— Prompt —
Across the whole listing, how many lines hold the word "favor"? Reply with the number by itself.

— Information given —
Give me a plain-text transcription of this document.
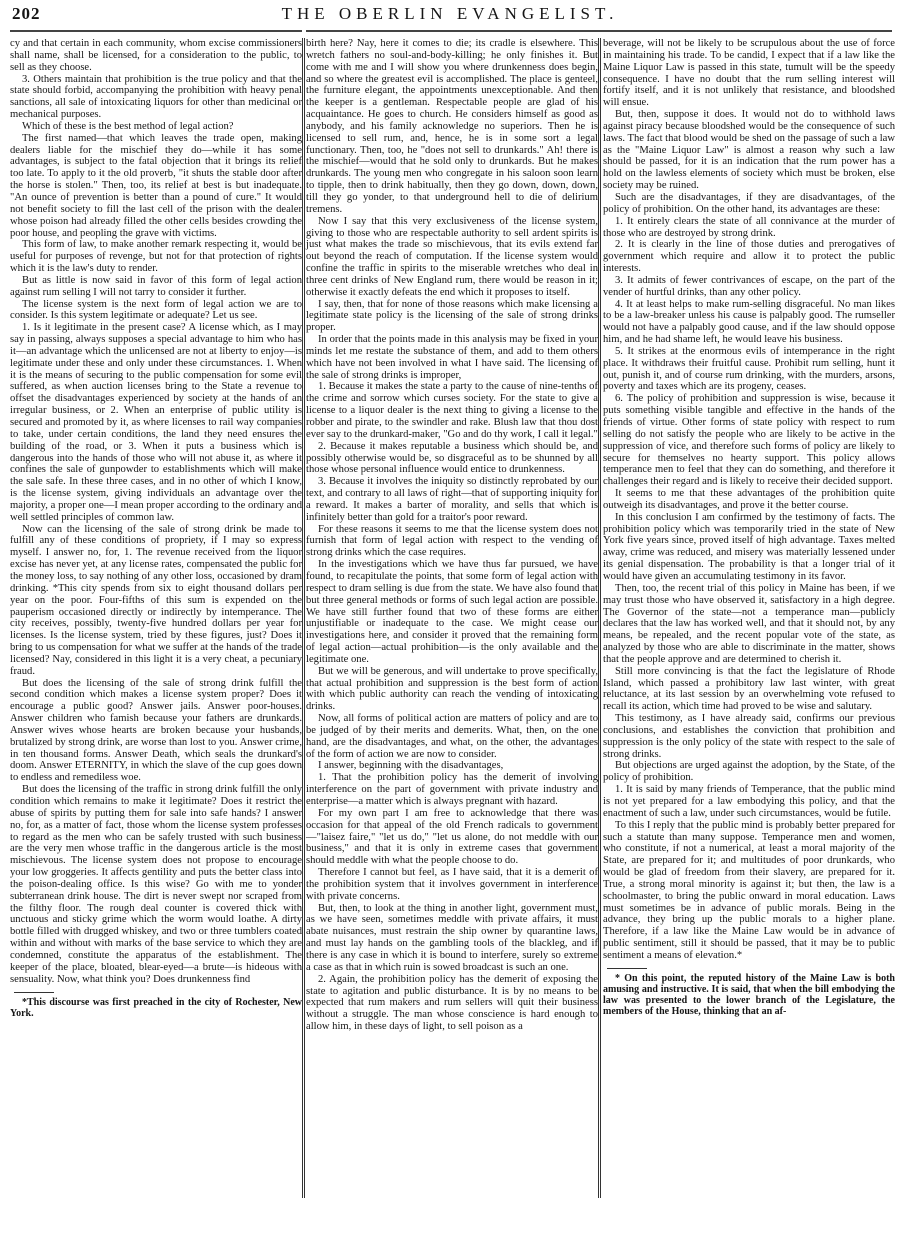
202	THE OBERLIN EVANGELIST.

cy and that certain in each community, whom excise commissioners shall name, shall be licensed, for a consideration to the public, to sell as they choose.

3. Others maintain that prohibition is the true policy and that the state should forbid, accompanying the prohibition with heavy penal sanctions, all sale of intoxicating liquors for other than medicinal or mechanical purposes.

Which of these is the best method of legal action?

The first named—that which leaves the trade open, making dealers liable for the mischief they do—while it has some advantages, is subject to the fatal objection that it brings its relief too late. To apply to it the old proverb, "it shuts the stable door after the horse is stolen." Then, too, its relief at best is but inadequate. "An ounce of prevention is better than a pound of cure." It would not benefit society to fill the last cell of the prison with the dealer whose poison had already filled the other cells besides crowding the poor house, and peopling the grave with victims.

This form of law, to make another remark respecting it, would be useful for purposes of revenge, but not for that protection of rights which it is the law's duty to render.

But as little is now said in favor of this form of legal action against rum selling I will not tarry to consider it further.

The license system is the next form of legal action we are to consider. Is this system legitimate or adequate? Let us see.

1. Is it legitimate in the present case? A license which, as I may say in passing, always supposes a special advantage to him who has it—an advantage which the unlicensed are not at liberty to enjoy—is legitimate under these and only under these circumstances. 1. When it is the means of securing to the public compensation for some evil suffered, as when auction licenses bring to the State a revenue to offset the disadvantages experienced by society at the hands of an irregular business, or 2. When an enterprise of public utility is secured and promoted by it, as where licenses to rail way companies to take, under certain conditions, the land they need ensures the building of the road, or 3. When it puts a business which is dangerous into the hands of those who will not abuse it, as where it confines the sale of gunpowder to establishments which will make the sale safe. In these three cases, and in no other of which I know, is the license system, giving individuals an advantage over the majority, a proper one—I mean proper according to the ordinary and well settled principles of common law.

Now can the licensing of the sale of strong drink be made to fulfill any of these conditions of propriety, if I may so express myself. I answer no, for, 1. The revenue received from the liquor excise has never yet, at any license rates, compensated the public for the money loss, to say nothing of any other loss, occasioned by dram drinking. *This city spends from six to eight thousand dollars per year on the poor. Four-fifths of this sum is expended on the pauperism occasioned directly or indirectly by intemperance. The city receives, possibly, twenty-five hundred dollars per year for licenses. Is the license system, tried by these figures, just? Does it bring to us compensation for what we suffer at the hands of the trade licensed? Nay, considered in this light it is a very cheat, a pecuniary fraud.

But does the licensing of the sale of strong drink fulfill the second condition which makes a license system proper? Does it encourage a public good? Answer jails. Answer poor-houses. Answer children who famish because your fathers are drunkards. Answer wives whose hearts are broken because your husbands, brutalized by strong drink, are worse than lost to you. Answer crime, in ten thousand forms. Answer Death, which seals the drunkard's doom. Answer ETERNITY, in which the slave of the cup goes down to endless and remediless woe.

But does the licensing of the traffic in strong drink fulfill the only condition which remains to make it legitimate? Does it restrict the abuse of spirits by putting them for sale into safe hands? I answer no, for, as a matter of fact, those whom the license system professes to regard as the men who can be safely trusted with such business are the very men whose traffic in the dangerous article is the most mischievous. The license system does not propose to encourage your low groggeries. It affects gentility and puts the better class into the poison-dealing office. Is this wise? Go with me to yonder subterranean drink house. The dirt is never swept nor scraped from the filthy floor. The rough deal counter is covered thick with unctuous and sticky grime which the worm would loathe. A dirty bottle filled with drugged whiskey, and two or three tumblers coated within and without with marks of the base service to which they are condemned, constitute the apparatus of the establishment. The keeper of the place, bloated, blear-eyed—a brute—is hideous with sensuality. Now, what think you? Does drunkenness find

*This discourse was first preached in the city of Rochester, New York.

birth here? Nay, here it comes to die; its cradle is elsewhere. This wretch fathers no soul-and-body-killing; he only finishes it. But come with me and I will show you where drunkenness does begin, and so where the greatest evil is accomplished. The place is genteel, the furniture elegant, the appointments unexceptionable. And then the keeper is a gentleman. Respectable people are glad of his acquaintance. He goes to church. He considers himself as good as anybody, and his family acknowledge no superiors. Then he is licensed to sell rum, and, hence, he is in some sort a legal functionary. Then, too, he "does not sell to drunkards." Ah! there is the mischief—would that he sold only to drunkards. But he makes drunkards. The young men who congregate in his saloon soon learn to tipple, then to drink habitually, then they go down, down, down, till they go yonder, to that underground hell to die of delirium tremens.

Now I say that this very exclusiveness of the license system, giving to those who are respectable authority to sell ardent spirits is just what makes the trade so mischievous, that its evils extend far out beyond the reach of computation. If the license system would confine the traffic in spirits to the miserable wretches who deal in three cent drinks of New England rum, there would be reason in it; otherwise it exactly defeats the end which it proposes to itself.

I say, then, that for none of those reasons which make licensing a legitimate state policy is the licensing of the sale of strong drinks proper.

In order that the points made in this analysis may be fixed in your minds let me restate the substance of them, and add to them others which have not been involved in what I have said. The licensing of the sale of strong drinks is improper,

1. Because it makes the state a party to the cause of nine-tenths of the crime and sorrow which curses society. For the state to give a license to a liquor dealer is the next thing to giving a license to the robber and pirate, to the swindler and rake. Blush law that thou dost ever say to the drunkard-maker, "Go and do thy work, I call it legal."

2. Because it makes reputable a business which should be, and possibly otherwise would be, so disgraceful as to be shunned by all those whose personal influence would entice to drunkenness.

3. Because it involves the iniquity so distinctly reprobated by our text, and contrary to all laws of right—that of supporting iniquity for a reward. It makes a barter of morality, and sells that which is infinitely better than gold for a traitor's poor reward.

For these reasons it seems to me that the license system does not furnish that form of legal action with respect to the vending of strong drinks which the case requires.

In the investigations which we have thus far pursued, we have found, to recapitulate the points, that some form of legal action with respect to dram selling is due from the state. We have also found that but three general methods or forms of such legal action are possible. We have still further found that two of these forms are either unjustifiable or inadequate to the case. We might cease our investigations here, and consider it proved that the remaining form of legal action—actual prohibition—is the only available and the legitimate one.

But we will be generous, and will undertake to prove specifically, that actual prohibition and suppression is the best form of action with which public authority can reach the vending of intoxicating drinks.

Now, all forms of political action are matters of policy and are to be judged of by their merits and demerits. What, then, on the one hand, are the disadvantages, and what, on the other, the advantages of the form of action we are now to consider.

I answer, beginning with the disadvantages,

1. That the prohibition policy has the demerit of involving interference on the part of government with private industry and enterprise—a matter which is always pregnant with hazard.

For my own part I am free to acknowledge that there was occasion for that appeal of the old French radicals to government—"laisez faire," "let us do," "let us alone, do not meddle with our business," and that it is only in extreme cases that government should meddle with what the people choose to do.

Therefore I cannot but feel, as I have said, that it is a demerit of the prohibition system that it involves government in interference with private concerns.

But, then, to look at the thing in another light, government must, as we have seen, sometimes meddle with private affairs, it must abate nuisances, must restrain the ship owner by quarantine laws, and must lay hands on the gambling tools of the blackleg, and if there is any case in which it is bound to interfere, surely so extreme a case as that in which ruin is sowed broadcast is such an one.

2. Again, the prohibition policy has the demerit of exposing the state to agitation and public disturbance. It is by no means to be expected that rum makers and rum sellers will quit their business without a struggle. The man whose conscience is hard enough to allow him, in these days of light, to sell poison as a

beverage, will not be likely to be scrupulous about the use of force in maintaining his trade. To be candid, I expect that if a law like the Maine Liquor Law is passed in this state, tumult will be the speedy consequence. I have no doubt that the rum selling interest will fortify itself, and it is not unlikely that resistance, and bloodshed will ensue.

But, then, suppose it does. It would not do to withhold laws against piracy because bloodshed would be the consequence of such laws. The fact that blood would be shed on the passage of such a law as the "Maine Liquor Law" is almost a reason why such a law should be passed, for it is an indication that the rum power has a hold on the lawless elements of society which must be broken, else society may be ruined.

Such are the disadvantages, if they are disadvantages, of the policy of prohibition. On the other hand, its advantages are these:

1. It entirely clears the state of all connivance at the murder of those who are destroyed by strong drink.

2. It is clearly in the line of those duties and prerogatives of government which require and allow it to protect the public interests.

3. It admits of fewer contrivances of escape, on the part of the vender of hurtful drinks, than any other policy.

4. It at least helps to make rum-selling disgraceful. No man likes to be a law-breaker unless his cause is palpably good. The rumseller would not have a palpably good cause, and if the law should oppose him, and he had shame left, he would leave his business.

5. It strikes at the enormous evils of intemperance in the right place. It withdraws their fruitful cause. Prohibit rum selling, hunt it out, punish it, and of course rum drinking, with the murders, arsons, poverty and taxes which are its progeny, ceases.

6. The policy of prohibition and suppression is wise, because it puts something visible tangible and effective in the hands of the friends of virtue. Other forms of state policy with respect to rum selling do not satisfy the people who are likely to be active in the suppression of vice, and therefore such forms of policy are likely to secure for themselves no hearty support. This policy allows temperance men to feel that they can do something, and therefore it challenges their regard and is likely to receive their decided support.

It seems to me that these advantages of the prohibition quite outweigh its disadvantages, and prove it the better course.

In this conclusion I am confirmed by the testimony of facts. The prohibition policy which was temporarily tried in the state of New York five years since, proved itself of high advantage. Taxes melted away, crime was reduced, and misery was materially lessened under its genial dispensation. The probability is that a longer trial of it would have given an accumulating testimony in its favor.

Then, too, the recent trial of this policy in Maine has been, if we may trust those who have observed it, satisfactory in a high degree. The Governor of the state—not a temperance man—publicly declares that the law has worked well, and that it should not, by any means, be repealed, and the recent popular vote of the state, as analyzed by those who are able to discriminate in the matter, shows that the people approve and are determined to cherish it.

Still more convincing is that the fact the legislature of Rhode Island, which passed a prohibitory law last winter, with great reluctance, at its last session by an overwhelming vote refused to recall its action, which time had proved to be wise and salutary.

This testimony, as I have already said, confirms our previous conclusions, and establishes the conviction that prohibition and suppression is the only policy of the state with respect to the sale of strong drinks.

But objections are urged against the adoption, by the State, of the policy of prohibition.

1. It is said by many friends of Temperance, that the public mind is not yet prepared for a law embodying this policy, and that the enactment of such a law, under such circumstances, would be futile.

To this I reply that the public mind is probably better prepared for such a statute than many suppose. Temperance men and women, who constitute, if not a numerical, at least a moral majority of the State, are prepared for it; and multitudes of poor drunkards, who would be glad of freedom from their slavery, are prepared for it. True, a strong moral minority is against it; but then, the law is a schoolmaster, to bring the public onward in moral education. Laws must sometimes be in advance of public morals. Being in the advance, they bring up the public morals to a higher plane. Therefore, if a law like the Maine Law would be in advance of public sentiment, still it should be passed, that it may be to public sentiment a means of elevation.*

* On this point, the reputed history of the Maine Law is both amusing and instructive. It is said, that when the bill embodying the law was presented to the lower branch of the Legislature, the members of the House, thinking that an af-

— Result of the task —
2